--- THE TASK ---
Select every line holding the word "nhập" and copy it.

--- DATA ROWS ---
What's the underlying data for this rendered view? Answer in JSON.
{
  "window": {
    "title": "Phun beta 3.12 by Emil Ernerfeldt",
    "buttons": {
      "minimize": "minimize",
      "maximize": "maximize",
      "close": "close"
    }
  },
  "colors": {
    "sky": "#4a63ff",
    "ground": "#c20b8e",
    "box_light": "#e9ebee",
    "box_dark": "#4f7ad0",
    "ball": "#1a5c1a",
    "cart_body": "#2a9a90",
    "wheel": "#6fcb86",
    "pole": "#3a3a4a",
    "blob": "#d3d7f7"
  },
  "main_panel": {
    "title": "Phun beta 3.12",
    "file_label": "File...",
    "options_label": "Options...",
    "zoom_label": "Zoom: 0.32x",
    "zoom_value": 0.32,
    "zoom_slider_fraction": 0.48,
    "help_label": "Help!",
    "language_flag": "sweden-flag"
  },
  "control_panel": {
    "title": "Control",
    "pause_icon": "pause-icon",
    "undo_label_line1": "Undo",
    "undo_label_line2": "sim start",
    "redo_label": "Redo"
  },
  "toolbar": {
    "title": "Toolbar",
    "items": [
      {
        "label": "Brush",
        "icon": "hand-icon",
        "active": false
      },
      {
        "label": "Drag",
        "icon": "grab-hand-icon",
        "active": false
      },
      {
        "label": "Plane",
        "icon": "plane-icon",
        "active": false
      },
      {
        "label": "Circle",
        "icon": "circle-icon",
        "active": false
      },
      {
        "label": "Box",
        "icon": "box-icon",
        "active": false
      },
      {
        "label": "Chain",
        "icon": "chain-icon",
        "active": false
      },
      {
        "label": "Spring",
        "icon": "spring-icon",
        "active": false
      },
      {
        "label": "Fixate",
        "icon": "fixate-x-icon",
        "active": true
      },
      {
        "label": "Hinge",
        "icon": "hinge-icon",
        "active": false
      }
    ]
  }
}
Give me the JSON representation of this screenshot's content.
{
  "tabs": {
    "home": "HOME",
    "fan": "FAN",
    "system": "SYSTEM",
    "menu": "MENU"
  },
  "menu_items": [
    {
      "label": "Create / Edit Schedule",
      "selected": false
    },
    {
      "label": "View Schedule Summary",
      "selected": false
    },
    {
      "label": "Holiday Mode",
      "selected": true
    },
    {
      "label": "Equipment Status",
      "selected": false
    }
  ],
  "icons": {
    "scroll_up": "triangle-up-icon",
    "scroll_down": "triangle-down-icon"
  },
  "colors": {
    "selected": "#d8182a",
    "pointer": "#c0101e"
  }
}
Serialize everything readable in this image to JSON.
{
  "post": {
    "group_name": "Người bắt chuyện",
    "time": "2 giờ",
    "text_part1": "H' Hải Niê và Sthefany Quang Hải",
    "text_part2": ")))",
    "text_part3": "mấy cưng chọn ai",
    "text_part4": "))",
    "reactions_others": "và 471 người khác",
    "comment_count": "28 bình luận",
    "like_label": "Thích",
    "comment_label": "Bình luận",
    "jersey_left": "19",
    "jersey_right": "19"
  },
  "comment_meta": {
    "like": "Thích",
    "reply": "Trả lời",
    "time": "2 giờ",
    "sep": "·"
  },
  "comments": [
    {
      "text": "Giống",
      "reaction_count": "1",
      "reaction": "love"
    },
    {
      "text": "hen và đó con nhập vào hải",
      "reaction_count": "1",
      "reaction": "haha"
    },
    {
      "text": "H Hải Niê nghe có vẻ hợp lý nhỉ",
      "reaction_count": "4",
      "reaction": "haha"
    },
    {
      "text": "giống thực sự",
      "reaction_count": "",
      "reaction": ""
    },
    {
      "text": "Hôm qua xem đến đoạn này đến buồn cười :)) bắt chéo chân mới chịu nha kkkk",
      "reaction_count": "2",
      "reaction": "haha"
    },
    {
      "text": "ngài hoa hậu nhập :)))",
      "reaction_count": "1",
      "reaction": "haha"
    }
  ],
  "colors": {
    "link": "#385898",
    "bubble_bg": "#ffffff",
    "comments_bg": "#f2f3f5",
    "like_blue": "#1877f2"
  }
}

...

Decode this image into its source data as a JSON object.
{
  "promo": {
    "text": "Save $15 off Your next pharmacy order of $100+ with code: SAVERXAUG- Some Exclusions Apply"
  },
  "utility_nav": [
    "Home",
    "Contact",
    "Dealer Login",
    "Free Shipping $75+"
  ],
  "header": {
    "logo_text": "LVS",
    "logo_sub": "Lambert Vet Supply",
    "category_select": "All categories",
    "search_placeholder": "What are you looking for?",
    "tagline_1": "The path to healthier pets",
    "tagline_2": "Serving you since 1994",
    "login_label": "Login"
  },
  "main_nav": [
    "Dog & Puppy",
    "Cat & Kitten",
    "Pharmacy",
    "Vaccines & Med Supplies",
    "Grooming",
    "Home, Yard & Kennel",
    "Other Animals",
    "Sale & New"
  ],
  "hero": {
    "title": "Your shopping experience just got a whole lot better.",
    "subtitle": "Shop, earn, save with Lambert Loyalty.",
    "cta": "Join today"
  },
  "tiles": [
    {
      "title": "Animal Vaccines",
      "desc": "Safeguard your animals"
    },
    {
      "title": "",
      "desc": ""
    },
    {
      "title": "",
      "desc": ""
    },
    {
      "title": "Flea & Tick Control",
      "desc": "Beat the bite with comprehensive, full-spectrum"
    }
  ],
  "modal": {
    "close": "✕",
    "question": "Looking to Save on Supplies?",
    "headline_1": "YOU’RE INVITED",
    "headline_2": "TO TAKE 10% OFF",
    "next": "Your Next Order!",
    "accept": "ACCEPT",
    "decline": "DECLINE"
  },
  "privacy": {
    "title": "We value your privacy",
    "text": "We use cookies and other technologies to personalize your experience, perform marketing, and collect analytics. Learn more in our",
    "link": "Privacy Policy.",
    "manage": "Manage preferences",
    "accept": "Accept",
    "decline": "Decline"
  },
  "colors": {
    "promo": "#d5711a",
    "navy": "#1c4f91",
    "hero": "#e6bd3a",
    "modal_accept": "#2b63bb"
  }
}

--- SOLUTION TO THE PROBLEM ---
      "text": "hen và đó con nhập vào hải",
      "text": "ngài hoa hậu nhập :)))",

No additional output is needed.